→ **Exercise instructions**: Return the entries below verbatim. Pictures stay out.

+++ Task input

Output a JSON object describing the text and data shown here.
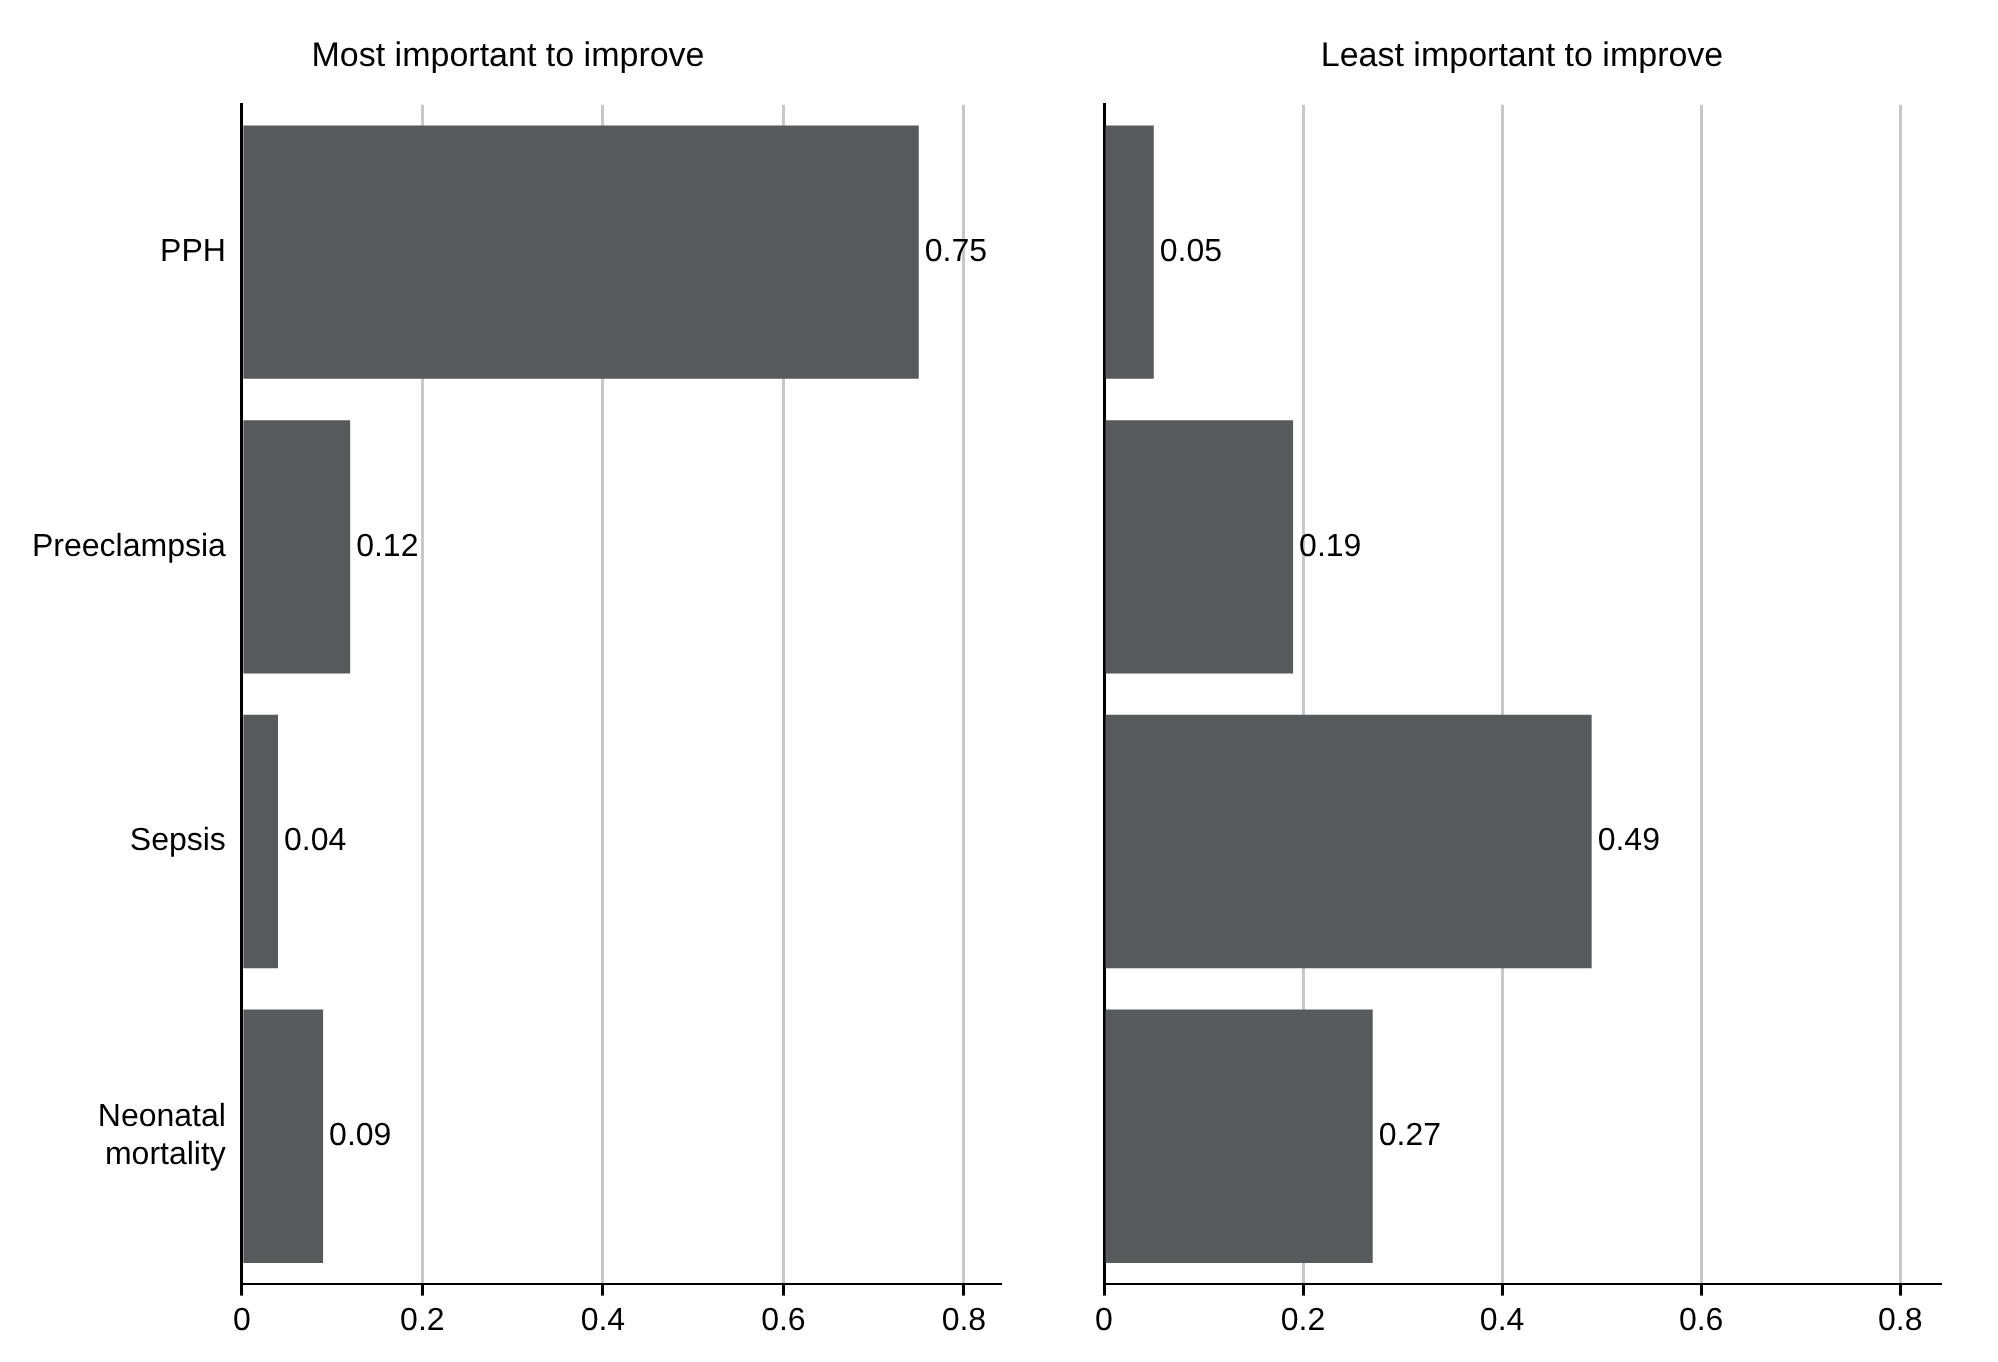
{
  "chart_data": [
    {
      "type": "bar",
      "orientation": "horizontal",
      "title": "Most important to improve",
      "categories": [
        "PPH",
        "Preeclampsia",
        "Sepsis",
        "Neonatal mortality"
      ],
      "values": [
        0.75,
        0.12,
        0.04,
        0.09
      ],
      "color": "#58595b",
      "data_labels": true,
      "xlim": [
        0,
        0.84
      ],
      "xticks": [
        0,
        0.2,
        0.4,
        0.6,
        0.8
      ],
      "grid": "x"
    },
    {
      "type": "bar",
      "orientation": "horizontal",
      "title": "Least important to improve",
      "categories": [
        null,
        null,
        null,
        null
      ],
      "values": [
        0.05,
        0.19,
        0.49,
        0.27
      ],
      "color": "#58595b",
      "data_labels": true,
      "xlim": [
        0,
        0.84
      ],
      "xticks": [
        0,
        0.2,
        0.4,
        0.6,
        0.8
      ],
      "grid": "x",
      "tick_labels": "x"
    }
  ]
}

++++++

→ **Result**:
Output a JSON object describing the text and data shown here.
{
  "chart_data": [
    {
      "type": "bar",
      "orientation": "horizontal",
      "title": "Most important to improve",
      "categories": [
        "PPH",
        "Preeclampsia",
        "Sepsis",
        "Neonatal mortality"
      ],
      "values": [
        0.75,
        0.12,
        0.04,
        0.09
      ],
      "color": "#58595b",
      "data_labels": true,
      "xlim": [
        0,
        0.84
      ],
      "xticks": [
        0,
        0.2,
        0.4,
        0.6,
        0.8
      ],
      "grid": "x"
    },
    {
      "type": "bar",
      "orientation": "horizontal",
      "title": "Least important to improve",
      "categories": [
        null,
        null,
        null,
        null
      ],
      "values": [
        0.05,
        0.19,
        0.49,
        0.27
      ],
      "color": "#58595b",
      "data_labels": true,
      "xlim": [
        0,
        0.84
      ],
      "xticks": [
        0,
        0.2,
        0.4,
        0.6,
        0.8
      ],
      "grid": "x",
      "tick_labels": "x"
    }
  ]
}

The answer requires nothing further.